_COMPITI:_
A) Nel testo su Giuseppe Valarioti, per quale reato risulta indagato Mancino?
B) Riproduci fedelmente il passo del testo che comincia con "Giuseppe Valarioti, un" e prosegue fino a "traccia e memoria...".

_TESTO:_
Giuseppe Valarioti, un eroe civile

Tra le notizie di oggi leggo: “Pio La Torre, dopo 30 anni si riapre l’indagine...”, Ah, però... dopo 30 anni siamo ancora alla ricerca dei possibili mandanti? Beh, al tempo “sparirono” documenti ed appunti che il Segretario regionale del PCI era intenzionato di affidare a dei professori universitari per fare luce sulla strage di Portella delle Ginestre... si disse nell’82, ma di questo materiale si perse traccia e memoria...
Poi leggo: “Trattativa Stato-mafia: indagato Mancino per falsa testimonianza”.... Ma guarda! Fammi pensare, ma Mancino, ma non è l’ex Ministro degli interni, già Vice Presidente del Consiglio Superiore della Magistratura, Presidente del Senato, per 2 volte presidente della Giunta regionale in Campania... Falsa testimonianza nel processo del Generale dei Carabinieri Mario Mori sulla trattativa tra Stato e mafia? Avviso di garanzia Nico’! ... OHIBO’ !
Ora che ci penso, qualche tempo fa all’uscita dell’aula del tribunale per quel processo, il P.M. Antonio di Matteo ebbe a dire: “QUI QUALCHE UOMO DELLE ISTITUZIONI MENTE....”

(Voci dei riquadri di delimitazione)
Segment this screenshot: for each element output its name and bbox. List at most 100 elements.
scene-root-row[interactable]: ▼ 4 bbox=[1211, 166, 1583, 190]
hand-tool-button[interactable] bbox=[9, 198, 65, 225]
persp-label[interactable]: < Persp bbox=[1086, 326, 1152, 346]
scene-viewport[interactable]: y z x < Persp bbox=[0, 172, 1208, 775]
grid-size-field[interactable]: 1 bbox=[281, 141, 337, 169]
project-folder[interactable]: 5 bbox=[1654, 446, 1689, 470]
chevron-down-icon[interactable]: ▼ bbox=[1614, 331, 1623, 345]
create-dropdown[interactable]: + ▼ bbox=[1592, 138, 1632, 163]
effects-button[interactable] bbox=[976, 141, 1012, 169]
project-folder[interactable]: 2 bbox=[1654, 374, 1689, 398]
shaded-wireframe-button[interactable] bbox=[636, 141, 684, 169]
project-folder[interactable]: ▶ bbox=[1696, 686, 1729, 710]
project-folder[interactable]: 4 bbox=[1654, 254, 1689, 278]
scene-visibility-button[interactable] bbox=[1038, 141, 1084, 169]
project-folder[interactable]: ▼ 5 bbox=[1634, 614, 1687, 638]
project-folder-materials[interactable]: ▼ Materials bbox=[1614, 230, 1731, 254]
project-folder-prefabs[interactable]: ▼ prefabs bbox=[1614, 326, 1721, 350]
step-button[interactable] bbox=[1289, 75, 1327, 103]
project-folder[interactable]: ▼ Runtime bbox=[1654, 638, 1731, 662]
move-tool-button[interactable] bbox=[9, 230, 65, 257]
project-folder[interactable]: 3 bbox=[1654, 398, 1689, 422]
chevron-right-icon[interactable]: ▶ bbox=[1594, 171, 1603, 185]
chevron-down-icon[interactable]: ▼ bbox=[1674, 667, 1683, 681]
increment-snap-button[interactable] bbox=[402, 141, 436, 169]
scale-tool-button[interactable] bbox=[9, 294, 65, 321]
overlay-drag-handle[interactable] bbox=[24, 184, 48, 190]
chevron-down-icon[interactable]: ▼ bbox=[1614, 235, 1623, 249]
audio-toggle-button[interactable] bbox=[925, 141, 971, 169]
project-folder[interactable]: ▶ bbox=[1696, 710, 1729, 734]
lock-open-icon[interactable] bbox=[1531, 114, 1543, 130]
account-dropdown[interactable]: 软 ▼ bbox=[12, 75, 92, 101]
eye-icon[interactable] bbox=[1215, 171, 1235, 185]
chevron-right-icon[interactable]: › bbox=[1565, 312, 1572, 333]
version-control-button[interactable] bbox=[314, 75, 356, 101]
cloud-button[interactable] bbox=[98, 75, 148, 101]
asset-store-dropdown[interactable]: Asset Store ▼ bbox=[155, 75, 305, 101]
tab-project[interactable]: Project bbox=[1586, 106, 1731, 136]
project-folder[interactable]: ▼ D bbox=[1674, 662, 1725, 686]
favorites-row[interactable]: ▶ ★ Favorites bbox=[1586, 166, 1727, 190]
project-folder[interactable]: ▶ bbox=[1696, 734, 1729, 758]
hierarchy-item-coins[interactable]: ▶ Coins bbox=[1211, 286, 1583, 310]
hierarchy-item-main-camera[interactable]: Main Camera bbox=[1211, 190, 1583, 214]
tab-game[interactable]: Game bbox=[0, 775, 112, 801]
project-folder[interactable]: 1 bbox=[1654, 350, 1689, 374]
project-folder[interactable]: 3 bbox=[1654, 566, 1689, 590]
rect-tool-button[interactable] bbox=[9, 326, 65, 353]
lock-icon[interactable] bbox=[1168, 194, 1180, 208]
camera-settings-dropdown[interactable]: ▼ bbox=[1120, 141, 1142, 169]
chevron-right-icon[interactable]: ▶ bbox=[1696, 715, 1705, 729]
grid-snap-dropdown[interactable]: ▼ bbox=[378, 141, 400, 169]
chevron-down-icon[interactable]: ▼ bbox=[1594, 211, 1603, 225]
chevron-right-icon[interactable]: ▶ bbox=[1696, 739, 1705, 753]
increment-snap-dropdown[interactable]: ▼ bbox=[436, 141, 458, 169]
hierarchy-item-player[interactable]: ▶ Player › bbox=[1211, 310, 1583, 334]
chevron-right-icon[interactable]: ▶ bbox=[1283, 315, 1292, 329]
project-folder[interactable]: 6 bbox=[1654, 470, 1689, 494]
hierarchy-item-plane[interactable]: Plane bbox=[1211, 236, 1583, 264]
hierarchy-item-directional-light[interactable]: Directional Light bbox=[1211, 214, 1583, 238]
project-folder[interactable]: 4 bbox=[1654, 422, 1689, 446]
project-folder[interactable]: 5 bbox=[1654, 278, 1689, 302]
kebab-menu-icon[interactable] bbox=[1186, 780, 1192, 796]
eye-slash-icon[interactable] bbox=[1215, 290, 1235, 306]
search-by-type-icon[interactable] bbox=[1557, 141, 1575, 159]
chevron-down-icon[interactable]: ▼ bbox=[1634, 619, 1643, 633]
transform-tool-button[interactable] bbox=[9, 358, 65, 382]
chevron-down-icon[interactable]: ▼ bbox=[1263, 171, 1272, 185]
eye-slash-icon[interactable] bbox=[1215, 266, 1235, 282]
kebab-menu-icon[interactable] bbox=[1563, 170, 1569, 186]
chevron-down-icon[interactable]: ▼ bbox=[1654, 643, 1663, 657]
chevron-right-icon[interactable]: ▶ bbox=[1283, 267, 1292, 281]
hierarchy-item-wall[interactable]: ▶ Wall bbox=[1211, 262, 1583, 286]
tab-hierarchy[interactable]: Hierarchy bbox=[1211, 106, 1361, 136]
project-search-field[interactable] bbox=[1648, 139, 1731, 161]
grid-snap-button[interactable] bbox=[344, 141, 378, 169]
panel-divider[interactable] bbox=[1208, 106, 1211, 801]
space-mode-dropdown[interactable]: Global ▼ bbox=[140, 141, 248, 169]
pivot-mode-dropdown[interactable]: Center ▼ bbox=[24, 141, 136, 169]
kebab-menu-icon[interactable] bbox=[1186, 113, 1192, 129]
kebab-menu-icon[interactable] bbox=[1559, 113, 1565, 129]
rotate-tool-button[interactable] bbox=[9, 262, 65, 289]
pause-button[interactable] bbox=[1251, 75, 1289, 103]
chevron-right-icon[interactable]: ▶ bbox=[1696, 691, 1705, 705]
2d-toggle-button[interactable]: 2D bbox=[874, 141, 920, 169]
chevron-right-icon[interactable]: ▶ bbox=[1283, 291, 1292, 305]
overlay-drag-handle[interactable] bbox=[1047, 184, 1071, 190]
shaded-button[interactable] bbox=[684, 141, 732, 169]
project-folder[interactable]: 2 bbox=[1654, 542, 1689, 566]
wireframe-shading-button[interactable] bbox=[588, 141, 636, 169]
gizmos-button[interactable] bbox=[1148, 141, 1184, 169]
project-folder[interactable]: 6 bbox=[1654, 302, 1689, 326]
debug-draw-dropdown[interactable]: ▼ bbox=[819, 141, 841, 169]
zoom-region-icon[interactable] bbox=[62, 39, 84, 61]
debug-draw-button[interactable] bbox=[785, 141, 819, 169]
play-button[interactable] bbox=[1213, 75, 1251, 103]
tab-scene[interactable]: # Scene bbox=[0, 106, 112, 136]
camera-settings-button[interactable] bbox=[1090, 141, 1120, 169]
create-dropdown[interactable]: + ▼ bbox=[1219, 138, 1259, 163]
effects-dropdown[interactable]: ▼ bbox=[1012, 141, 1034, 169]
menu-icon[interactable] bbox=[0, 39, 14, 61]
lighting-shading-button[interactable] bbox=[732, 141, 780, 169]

_RISULTATI PER COMPITO:_
A) Per falsa testimonianza.

B)
Giuseppe Valarioti, un eroe civile

Tra le notizie di oggi leggo: “Pio La Torre, dopo 30 anni si riapre l’indagine...”, Ah, però... dopo 30 anni siamo ancora alla ricerca dei possibili mandanti? Beh, al tempo “sparirono” documenti ed appunti che il Segretario regionale del PCI era intenzionato di affidare a dei professori universitari per fare luce sulla strage di Portella delle Ginestre... si disse nell’82, ma di questo materiale si perse traccia e memoria...